ARTICLE:

Making a difference does not often come by an easy and comfortable life. It is often the harder and more difficult decisions we make to trust in trying circumstances and hard work of changing ourselves rather than our circumstances that lead to making a difference in other’s lives. It is in the place of trust and surrender that we bear fruit..
John 15:4-5, “Remain in Me, and I will remain in you. Just as no branch can bear fruit by itself unless it remains in the vine, neither can you bear fruit unless you remain in Me. I am the vine and you are the branches. The one who remains in Me, and I in him, will bear much fruit. For apart from Me you can do nothing.”
One of the deepest lessons that Joseph perhaps learned through these incredible difficulties in his life, was this place of trusting and standing in the favor of his Father.
Tearing from Joseph his coat made by his father, they were in essence trying to strip from him his belief that he was loved, provided for, protected and had a position of favor within their family.
Yet they couldn’t strip him of his true coat of many colors. In the shades of all that he faced, Joseph stood in the love, protection, provision and inclusion of the love of God.
Joseph learned to glorify God and exercise faith in every situation while not controlling his circumstances or managing outcomes. When he trusted and remained faithful, no matter what he faced, His Father caused him to rise back up and rule in authority over it.
Each situation of tremendous difficulty, while it stole his time to comfortably enjoy life like everyone else, brought him to a deeper place of intimacy with God. The one thing that Joseph did not suffer was in his relationship with His Father. He learned that he could trust his Father not to abandon or leave him and always be with him to help him navigate through anything he faced.

DATA SHOWN:
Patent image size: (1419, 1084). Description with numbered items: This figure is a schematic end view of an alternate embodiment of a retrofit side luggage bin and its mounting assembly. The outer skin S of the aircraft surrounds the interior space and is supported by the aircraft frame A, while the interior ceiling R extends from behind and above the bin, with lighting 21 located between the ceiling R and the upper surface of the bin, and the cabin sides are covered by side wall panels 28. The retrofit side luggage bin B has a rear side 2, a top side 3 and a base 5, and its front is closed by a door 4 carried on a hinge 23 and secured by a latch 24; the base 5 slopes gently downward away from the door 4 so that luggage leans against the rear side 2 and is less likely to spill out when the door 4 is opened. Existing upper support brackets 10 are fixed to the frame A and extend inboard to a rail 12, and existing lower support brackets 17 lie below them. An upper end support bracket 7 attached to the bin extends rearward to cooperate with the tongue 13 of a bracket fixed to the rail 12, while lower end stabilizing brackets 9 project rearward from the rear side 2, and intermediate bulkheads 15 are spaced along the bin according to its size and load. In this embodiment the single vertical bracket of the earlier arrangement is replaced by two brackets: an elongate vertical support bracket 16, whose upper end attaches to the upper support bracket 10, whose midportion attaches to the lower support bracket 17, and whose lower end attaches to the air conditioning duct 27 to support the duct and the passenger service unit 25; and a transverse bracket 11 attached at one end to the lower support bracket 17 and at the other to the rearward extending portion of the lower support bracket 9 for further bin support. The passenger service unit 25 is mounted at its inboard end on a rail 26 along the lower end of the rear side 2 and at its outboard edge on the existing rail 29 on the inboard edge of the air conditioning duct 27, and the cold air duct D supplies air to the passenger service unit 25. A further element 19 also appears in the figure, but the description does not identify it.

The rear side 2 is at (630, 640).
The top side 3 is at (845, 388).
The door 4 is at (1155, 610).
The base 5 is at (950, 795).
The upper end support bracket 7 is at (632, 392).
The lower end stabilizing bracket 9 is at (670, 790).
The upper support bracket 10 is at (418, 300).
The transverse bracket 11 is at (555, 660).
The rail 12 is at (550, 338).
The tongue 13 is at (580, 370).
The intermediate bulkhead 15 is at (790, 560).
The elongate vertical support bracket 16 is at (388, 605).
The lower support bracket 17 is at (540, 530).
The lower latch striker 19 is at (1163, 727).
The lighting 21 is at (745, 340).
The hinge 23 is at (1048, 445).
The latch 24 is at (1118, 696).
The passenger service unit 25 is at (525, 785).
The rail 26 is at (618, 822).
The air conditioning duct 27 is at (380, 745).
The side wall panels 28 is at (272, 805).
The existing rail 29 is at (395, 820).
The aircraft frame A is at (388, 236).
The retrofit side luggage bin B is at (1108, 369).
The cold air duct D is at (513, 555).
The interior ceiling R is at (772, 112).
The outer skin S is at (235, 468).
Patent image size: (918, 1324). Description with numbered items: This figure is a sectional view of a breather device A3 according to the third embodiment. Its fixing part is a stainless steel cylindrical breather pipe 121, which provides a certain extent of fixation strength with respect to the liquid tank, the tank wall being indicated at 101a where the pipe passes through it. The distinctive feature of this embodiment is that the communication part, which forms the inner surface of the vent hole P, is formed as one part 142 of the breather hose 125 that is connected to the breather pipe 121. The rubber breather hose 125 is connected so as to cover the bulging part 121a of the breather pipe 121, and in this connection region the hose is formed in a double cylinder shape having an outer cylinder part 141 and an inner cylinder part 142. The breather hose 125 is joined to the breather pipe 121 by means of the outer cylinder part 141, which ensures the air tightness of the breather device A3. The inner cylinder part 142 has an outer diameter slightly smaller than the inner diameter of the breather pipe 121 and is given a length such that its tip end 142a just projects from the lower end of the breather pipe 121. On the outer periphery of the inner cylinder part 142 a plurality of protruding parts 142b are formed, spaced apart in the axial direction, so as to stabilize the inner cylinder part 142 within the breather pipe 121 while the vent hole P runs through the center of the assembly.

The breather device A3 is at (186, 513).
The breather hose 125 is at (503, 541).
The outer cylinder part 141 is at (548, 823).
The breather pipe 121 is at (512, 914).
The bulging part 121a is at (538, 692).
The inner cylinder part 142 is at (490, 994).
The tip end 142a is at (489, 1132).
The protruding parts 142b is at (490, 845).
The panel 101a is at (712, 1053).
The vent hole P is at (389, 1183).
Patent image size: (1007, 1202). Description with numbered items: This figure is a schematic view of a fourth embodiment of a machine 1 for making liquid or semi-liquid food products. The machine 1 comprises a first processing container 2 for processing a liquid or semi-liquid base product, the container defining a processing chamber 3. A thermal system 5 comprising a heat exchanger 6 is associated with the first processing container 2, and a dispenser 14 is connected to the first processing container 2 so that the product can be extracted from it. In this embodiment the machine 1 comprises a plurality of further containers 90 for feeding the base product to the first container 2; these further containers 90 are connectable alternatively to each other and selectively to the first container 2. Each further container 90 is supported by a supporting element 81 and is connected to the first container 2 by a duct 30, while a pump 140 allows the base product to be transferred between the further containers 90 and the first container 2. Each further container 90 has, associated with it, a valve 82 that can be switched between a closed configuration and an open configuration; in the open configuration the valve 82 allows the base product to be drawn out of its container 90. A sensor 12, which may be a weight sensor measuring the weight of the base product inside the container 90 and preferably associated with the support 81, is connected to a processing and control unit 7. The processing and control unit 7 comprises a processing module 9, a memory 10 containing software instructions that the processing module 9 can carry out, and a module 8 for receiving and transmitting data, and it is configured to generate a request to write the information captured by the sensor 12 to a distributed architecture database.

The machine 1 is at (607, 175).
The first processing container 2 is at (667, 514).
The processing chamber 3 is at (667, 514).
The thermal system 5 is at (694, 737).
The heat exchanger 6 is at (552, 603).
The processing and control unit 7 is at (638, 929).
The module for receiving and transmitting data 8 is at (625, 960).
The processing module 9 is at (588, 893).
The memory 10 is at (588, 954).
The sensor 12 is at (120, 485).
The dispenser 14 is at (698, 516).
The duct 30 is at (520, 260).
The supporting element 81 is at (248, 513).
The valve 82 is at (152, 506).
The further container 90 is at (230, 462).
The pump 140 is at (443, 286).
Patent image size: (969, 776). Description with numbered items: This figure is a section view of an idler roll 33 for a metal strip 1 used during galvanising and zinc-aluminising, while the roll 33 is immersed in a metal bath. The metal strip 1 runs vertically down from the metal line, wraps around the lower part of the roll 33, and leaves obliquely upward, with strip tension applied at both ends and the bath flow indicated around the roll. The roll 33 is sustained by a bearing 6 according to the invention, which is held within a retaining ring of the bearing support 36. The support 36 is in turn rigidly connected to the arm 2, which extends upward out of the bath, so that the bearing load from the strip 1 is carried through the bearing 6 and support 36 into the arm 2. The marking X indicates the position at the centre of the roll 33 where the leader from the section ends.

WRITTEN INSTRUCTION: Give the passage about Joseph and trusting God again in full, word for word.

RESPONSE TO THE TASK:
Making a difference does not often come by an easy and comfortable life. It is often the harder and more difficult decisions we make to trust in trying circumstances and hard work of changing ourselves rather than our circumstances that lead to making a difference in other’s lives. It is in the place of trust and surrender that we bear fruit..
John 15:4-5, “Remain in Me, and I will remain in you. Just as no branch can bear fruit by itself unless it remains in the vine, neither can you bear fruit unless you remain in Me. I am the vine and you are the branches. The one who remains in Me, and I in him, will bear much fruit. For apart from Me you can do nothing.”
One of the deepest lessons that Joseph perhaps learned through these incredible difficulties in his life, was this place of trusting and standing in the favor of his Father.
Tearing from Joseph his coat made by his father, they were in essence trying to strip from him his belief that he was loved, provided for, protected and had a position of favor within their family.
Yet they couldn’t strip him of his true coat of many colors. In the shades of all that he faced, Joseph stood in the love, protection, provision and inclusion of the love of God.
Joseph learned to glorify God and exercise faith in every situation while not controlling his circumstances or managing outcomes. When he trusted and remained faithful, no matter what he faced, His Father caused him to rise back up and rule in authority over it.
Each situation of tremendous difficulty, while it stole his time to comfortably enjoy life like everyone else, brought him to a deeper place of intimacy with God. The one thing that Joseph did not suffer was in his relationship with His Father. He learned that he could trust his Father not to abandon or leave him and always be with him to help him navigate through anything he faced.